EXTRACTED ENTRIES
-----
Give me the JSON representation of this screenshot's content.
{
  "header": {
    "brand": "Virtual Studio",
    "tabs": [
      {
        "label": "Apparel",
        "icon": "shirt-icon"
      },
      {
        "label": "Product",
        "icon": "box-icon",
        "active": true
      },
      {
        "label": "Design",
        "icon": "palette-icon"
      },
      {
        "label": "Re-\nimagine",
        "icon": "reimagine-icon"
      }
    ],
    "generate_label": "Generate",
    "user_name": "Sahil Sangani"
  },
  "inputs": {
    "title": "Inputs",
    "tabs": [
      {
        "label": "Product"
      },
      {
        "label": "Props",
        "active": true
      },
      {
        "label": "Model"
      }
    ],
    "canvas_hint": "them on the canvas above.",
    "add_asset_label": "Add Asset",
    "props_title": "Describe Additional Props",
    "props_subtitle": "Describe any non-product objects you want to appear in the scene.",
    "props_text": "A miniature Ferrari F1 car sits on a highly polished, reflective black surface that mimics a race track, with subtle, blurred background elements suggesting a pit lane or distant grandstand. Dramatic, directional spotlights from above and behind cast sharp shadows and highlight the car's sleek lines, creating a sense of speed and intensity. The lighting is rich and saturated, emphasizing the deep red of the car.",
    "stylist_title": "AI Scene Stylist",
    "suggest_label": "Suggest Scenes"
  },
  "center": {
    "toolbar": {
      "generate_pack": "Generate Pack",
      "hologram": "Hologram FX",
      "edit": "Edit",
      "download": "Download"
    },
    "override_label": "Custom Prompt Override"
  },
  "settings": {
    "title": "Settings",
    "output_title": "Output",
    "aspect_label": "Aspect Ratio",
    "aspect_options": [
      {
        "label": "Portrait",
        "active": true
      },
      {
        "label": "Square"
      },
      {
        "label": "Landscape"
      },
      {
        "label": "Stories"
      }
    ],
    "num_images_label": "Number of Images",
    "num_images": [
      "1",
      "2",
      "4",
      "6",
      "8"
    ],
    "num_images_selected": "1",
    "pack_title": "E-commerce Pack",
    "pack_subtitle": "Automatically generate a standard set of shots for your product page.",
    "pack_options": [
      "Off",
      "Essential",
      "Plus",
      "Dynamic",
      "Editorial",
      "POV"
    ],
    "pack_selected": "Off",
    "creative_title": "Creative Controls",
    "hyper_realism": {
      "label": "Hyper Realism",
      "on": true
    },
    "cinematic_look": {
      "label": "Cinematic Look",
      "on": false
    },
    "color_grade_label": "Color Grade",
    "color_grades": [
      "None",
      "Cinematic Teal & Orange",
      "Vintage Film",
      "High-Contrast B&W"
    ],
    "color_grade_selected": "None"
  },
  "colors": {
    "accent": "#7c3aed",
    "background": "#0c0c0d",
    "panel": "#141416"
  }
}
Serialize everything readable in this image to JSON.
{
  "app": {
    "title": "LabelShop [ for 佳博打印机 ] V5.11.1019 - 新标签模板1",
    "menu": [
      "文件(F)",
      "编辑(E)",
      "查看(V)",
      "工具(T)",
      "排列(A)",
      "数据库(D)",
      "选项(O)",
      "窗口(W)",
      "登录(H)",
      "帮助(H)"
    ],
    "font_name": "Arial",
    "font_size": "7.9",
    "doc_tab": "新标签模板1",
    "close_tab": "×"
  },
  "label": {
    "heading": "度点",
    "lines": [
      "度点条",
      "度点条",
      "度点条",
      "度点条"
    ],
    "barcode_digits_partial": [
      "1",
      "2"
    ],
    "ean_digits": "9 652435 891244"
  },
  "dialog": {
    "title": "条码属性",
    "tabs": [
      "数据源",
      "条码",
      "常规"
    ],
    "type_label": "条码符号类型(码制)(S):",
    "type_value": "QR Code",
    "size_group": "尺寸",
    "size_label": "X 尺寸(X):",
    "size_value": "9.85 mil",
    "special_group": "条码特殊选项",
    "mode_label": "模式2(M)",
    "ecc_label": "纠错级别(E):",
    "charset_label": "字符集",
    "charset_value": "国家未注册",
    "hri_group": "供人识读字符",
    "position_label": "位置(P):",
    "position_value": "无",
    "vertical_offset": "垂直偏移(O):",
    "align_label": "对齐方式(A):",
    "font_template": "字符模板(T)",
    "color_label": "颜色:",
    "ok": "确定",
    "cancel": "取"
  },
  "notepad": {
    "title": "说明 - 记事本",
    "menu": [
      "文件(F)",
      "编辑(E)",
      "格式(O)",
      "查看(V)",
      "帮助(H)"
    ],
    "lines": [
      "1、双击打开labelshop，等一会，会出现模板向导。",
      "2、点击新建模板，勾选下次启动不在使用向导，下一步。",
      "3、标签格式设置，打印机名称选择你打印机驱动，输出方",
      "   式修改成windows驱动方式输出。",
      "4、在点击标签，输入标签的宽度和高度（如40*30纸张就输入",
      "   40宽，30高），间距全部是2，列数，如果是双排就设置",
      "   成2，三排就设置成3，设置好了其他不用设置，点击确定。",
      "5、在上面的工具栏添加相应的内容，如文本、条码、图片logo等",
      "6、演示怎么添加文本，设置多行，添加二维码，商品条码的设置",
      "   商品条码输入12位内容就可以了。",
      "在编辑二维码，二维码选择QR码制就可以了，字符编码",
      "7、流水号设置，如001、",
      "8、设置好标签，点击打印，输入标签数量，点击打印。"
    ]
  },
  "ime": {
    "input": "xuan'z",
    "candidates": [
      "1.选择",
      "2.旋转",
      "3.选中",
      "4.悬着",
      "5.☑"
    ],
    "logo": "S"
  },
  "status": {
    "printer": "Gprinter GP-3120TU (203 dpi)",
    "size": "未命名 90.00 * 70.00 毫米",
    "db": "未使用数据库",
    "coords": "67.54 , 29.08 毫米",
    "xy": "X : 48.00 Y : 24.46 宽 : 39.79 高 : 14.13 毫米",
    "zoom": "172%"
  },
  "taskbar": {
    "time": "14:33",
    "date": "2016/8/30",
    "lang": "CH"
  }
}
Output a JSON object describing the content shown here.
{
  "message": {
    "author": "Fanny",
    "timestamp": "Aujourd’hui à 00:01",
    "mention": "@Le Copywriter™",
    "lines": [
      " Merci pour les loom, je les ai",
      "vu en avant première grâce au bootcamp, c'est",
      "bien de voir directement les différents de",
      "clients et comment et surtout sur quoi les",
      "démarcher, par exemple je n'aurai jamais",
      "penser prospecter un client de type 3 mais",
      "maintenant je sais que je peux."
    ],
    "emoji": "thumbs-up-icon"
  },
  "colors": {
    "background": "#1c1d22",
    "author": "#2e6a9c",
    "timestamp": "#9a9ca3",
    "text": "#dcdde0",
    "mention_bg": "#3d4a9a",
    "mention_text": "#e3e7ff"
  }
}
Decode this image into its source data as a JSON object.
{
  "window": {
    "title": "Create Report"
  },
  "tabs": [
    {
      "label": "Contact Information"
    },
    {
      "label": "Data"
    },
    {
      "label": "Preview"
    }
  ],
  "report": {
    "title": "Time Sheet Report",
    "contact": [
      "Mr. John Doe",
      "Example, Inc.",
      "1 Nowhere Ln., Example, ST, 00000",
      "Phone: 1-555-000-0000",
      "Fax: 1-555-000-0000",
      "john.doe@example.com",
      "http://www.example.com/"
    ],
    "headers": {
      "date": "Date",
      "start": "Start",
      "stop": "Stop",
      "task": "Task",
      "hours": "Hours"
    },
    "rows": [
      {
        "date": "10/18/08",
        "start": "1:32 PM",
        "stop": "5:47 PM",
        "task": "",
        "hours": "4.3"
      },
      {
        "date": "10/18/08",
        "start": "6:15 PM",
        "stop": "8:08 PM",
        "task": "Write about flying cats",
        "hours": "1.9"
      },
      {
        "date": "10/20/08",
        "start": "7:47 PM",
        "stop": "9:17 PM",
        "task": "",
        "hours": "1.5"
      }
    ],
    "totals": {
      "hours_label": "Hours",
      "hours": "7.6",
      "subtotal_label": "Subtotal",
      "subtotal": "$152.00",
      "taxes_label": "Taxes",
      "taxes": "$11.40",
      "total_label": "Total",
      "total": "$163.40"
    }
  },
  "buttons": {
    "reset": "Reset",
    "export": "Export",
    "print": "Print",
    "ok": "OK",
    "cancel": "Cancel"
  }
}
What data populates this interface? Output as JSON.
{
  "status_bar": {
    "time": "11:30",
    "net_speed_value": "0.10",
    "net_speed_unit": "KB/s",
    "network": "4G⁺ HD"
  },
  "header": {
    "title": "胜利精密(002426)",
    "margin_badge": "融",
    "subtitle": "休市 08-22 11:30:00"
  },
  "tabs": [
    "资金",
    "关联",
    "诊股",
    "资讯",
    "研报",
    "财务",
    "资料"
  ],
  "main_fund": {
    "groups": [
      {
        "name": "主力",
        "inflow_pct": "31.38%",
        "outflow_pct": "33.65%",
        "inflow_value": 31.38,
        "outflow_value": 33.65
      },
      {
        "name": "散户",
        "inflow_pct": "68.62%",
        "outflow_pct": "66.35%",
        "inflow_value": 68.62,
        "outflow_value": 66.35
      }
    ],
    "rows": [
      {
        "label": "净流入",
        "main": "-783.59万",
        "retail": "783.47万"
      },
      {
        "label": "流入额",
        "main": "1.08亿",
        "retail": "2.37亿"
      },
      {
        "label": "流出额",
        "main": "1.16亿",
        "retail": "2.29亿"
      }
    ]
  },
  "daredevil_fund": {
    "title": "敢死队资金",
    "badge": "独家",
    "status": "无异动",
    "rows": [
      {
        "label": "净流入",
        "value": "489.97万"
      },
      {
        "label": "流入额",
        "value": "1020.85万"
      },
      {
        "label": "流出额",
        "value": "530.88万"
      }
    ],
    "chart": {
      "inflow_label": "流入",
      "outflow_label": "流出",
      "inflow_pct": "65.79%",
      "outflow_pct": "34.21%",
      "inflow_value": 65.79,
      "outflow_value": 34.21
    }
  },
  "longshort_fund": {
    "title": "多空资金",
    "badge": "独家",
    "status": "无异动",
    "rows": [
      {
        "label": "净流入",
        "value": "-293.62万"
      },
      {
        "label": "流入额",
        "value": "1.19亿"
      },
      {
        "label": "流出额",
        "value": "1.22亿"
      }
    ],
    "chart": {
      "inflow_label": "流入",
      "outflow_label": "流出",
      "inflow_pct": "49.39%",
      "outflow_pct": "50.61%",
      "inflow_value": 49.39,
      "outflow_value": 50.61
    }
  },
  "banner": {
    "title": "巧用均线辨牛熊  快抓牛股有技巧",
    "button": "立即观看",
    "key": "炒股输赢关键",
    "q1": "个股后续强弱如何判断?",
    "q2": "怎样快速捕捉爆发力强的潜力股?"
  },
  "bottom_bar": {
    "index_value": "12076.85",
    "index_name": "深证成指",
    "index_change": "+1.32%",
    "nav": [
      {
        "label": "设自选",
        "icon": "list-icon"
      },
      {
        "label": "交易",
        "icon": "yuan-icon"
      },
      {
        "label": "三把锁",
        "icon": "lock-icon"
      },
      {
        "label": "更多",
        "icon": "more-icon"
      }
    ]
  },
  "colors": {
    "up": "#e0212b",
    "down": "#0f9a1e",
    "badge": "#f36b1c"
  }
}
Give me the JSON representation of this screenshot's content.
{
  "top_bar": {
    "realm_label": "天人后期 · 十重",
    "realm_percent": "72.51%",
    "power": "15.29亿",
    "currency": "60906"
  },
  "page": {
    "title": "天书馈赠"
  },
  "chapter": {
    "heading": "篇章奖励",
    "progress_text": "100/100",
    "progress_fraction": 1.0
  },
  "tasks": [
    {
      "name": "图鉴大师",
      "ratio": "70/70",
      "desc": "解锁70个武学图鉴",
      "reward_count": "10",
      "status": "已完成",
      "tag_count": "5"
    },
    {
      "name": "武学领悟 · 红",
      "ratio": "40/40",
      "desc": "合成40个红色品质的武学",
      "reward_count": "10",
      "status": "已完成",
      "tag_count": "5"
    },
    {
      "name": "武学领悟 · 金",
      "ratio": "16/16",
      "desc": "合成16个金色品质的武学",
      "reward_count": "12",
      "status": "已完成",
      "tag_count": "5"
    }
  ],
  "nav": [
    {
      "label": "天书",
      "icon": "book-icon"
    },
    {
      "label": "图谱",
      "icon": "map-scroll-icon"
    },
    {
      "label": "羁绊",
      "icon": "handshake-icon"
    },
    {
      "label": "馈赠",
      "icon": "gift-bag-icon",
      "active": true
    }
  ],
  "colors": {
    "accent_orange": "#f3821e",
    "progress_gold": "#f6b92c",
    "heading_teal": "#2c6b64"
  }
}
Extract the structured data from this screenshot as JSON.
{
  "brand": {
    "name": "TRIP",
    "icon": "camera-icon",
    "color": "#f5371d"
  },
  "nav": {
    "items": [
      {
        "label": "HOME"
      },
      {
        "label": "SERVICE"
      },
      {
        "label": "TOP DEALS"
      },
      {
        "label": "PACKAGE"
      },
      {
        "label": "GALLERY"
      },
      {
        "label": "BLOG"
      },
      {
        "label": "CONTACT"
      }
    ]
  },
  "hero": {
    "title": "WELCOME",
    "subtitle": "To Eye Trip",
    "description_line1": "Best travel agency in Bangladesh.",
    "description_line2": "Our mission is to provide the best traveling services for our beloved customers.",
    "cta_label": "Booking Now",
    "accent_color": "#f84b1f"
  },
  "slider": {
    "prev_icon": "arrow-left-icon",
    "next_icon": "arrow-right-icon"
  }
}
-----
YOUR TASK
Copy out every line in the entries above that holds "Output".

EXERCISE RESULT
    "output_title": "Output",
Output a JSON object describing the content shown here.
What data populates this interface? Output as JSON.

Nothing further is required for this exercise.